* start DATA PROVIDED *

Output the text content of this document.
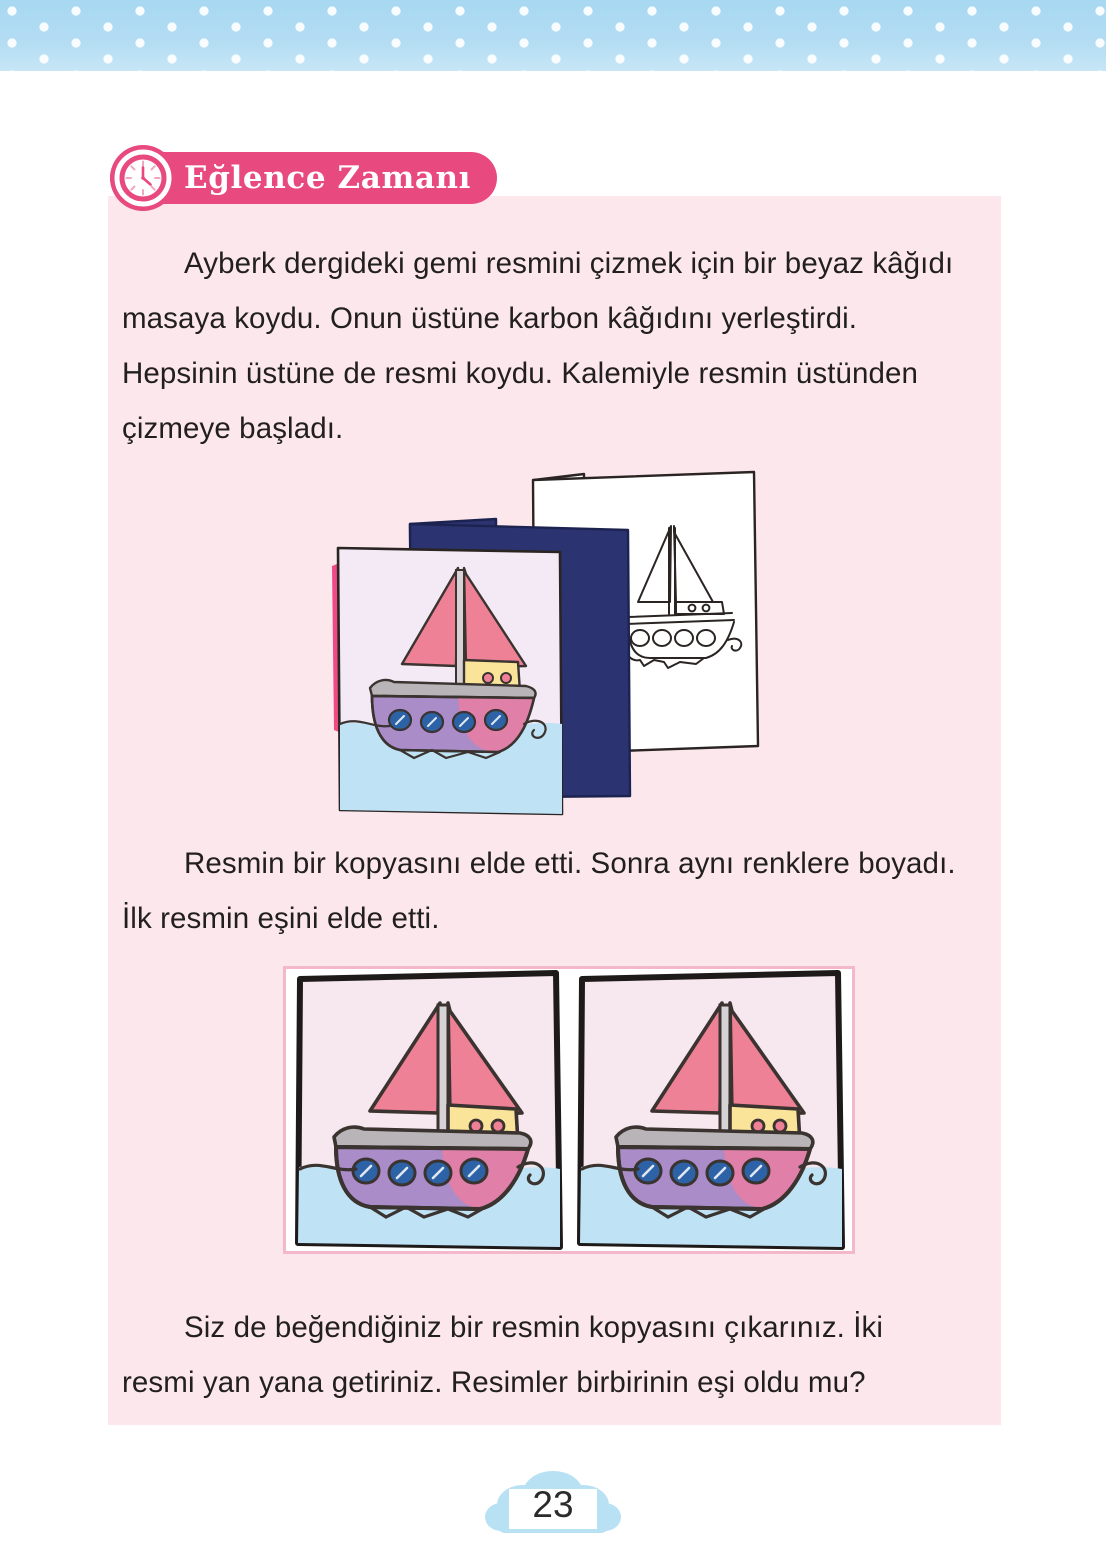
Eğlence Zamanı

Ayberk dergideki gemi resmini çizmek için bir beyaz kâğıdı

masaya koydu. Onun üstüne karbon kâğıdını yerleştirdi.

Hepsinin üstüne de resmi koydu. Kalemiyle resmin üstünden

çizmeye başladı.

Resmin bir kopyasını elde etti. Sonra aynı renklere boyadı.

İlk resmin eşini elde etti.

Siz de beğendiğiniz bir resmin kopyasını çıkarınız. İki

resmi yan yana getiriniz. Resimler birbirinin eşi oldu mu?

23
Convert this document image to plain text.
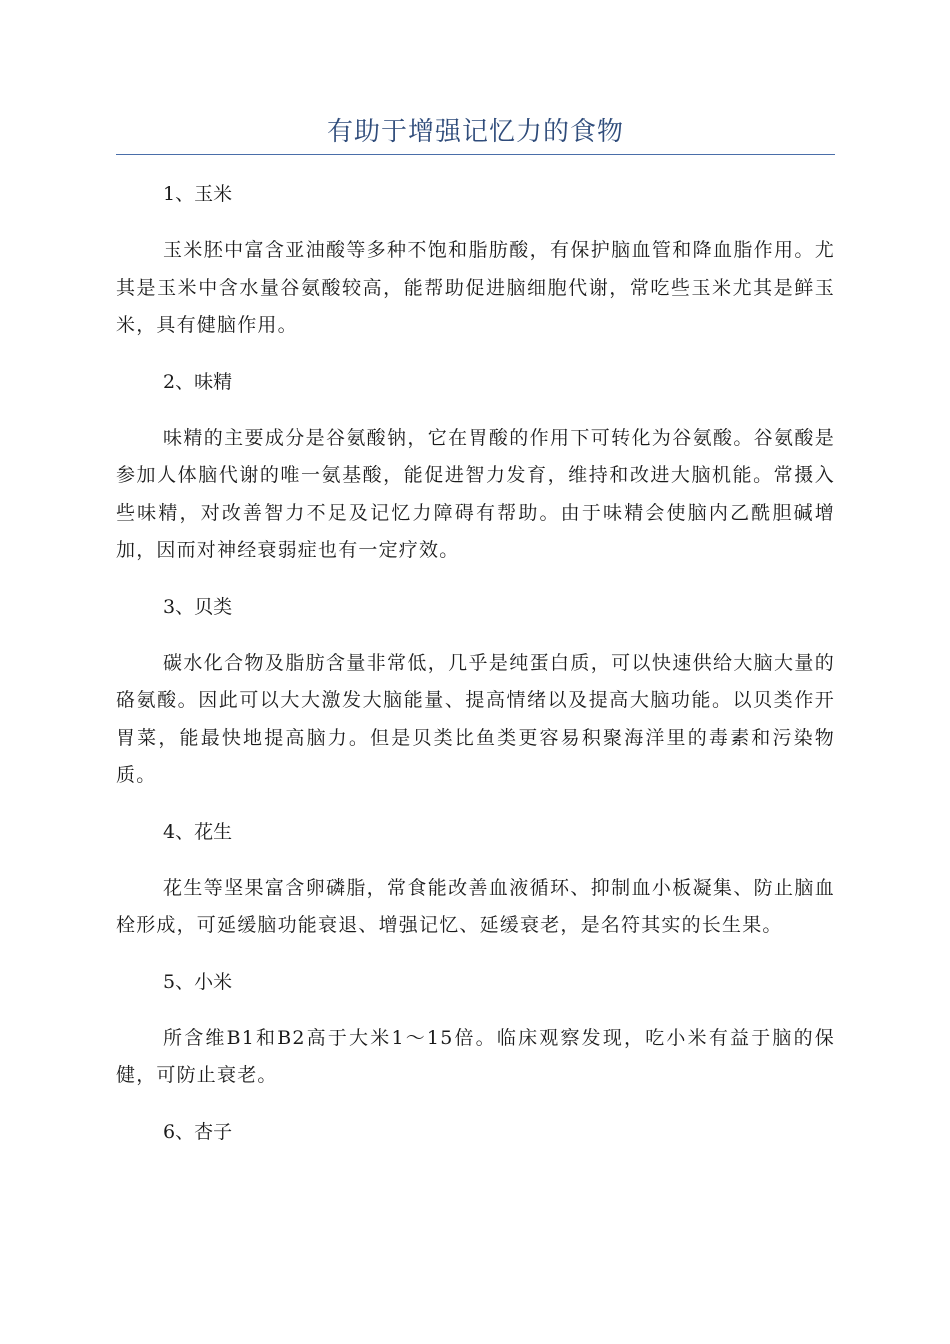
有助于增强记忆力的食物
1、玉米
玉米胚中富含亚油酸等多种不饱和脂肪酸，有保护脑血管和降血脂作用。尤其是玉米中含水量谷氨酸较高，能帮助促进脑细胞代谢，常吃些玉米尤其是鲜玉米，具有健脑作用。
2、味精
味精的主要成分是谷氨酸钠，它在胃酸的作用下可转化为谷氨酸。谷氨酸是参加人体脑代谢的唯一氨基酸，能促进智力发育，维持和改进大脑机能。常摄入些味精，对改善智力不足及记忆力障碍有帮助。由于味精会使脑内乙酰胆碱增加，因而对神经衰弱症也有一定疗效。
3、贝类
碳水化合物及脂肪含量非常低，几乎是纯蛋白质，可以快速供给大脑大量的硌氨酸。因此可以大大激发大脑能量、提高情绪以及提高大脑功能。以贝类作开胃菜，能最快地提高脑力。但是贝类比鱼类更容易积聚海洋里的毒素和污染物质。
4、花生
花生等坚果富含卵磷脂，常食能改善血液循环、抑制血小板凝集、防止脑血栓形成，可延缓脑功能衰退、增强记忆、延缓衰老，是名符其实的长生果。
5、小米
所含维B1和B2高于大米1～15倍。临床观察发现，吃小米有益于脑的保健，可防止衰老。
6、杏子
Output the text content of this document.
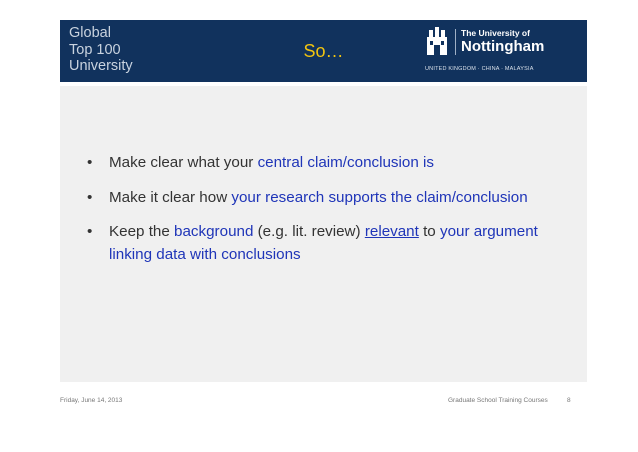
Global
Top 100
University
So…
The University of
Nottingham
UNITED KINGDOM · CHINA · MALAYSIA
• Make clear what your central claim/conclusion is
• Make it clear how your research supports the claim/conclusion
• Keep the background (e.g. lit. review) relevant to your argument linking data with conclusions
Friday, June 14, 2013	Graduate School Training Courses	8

* end DATA PROVIDED *

» WHAT THE TASK REQUIRES
Pictures are excluded; repeat every record exactly.

» IN RESPONSE
Output the text content of this document.
Eğlence Zamanı

Ayberk dergideki gemi resmini çizmek için bir beyaz kâğıdı

masaya koydu. Onun üstüne karbon kâğıdını yerleştirdi.

Hepsinin üstüne de resmi koydu. Kalemiyle resmin üstünden

çizmeye başladı.

Resmin bir kopyasını elde etti. Sonra aynı renklere boyadı.

İlk resmin eşini elde etti.

Siz de beğendiğiniz bir resmin kopyasını çıkarınız. İki

resmi yan yana getiriniz. Resimler birbirinin eşi oldu mu?

23
Convert this document image to plain text.
有助于增强记忆力的食物
1、玉米
玉米胚中富含亚油酸等多种不饱和脂肪酸，有保护脑血管和降血脂作用。尤其是玉米中含水量谷氨酸较高，能帮助促进脑细胞代谢，常吃些玉米尤其是鲜玉米，具有健脑作用。
2、味精
味精的主要成分是谷氨酸钠，它在胃酸的作用下可转化为谷氨酸。谷氨酸是参加人体脑代谢的唯一氨基酸，能促进智力发育，维持和改进大脑机能。常摄入些味精，对改善智力不足及记忆力障碍有帮助。由于味精会使脑内乙酰胆碱增加，因而对神经衰弱症也有一定疗效。
3、贝类
碳水化合物及脂肪含量非常低，几乎是纯蛋白质，可以快速供给大脑大量的硌氨酸。因此可以大大激发大脑能量、提高情绪以及提高大脑功能。以贝类作开胃菜，能最快地提高脑力。但是贝类比鱼类更容易积聚海洋里的毒素和污染物质。
4、花生
花生等坚果富含卵磷脂，常食能改善血液循环、抑制血小板凝集、防止脑血栓形成，可延缓脑功能衰退、增强记忆、延缓衰老，是名符其实的长生果。
5、小米
所含维B1和B2高于大米1～15倍。临床观察发现，吃小米有益于脑的保健，可防止衰老。
6、杏子
Output the text content of this document.
Global
Top 100
University
So…
The University of
Nottingham
UNITED KINGDOM · CHINA · MALAYSIA
• Make clear what your central claim/conclusion is
• Make it clear how your research supports the claim/conclusion
• Keep the background (e.g. lit. review) relevant to your argument linking data with conclusions
Friday, June 14, 2013	Graduate School Training Courses	8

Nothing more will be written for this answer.